Transcribe the lines below verbatim, skipping the images.
┌─ DATA TO USE
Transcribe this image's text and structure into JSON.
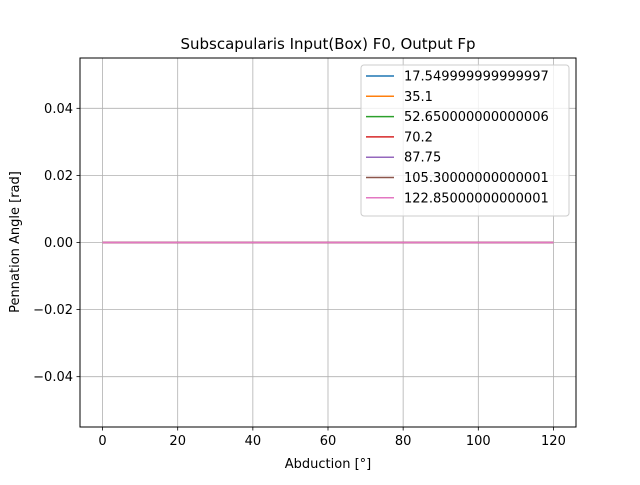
{
  "chart_data": {
    "type": "line",
    "title": "Subscapularis Input(Box) F0, Output Fp",
    "xlabel": "Abduction [°]",
    "ylabel": "Pennation Angle [rad]",
    "xlim": [
      -6,
      126
    ],
    "ylim": [
      -0.055,
      0.055
    ],
    "x_ticks": [
      0,
      20,
      40,
      60,
      80,
      100,
      120
    ],
    "x_tick_labels": [
      "0",
      "20",
      "40",
      "60",
      "80",
      "100",
      "120"
    ],
    "y_ticks": [
      -0.04,
      -0.02,
      0.0,
      0.02,
      0.04
    ],
    "y_tick_labels": [
      "−0.04",
      "−0.02",
      "0.00",
      "0.02",
      "0.04"
    ],
    "grid": true,
    "legend_position": "top-right",
    "x": [
      0,
      20,
      40,
      60,
      80,
      100,
      120
    ],
    "series": [
      {
        "name": "17.549999999999997",
        "color": "#1f77b4",
        "values": [
          0,
          0,
          0,
          0,
          0,
          0,
          0
        ]
      },
      {
        "name": "35.1",
        "color": "#ff7f0e",
        "values": [
          0,
          0,
          0,
          0,
          0,
          0,
          0
        ]
      },
      {
        "name": "52.650000000000006",
        "color": "#2ca02c",
        "values": [
          0,
          0,
          0,
          0,
          0,
          0,
          0
        ]
      },
      {
        "name": "70.2",
        "color": "#d62728",
        "values": [
          0,
          0,
          0,
          0,
          0,
          0,
          0
        ]
      },
      {
        "name": "87.75",
        "color": "#9467bd",
        "values": [
          0,
          0,
          0,
          0,
          0,
          0,
          0
        ]
      },
      {
        "name": "105.30000000000001",
        "color": "#8c564b",
        "values": [
          0,
          0,
          0,
          0,
          0,
          0,
          0
        ]
      },
      {
        "name": "122.85000000000001",
        "color": "#e377c2",
        "values": [
          0,
          0,
          0,
          0,
          0,
          0,
          0
        ]
      }
    ]
  }
}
└─
■ **SOLUTION FOR THIS PROBLEM**:
Transcribe this image's text and structure into JSON.
{
  "chart_data": {
    "type": "line",
    "title": "Subscapularis Input(Box) F0, Output Fp",
    "xlabel": "Abduction [°]",
    "ylabel": "Pennation Angle [rad]",
    "xlim": [
      -6,
      126
    ],
    "ylim": [
      -0.055,
      0.055
    ],
    "x_ticks": [
      0,
      20,
      40,
      60,
      80,
      100,
      120
    ],
    "x_tick_labels": [
      "0",
      "20",
      "40",
      "60",
      "80",
      "100",
      "120"
    ],
    "y_ticks": [
      -0.04,
      -0.02,
      0.0,
      0.02,
      0.04
    ],
    "y_tick_labels": [
      "−0.04",
      "−0.02",
      "0.00",
      "0.02",
      "0.04"
    ],
    "grid": true,
    "legend_position": "top-right",
    "x": [
      0,
      20,
      40,
      60,
      80,
      100,
      120
    ],
    "series": [
      {
        "name": "17.549999999999997",
        "color": "#1f77b4",
        "values": [
          0,
          0,
          0,
          0,
          0,
          0,
          0
        ]
      },
      {
        "name": "35.1",
        "color": "#ff7f0e",
        "values": [
          0,
          0,
          0,
          0,
          0,
          0,
          0
        ]
      },
      {
        "name": "52.650000000000006",
        "color": "#2ca02c",
        "values": [
          0,
          0,
          0,
          0,
          0,
          0,
          0
        ]
      },
      {
        "name": "70.2",
        "color": "#d62728",
        "values": [
          0,
          0,
          0,
          0,
          0,
          0,
          0
        ]
      },
      {
        "name": "87.75",
        "color": "#9467bd",
        "values": [
          0,
          0,
          0,
          0,
          0,
          0,
          0
        ]
      },
      {
        "name": "105.30000000000001",
        "color": "#8c564b",
        "values": [
          0,
          0,
          0,
          0,
          0,
          0,
          0
        ]
      },
      {
        "name": "122.85000000000001",
        "color": "#e377c2",
        "values": [
          0,
          0,
          0,
          0,
          0,
          0,
          0
        ]
      }
    ]
  }
}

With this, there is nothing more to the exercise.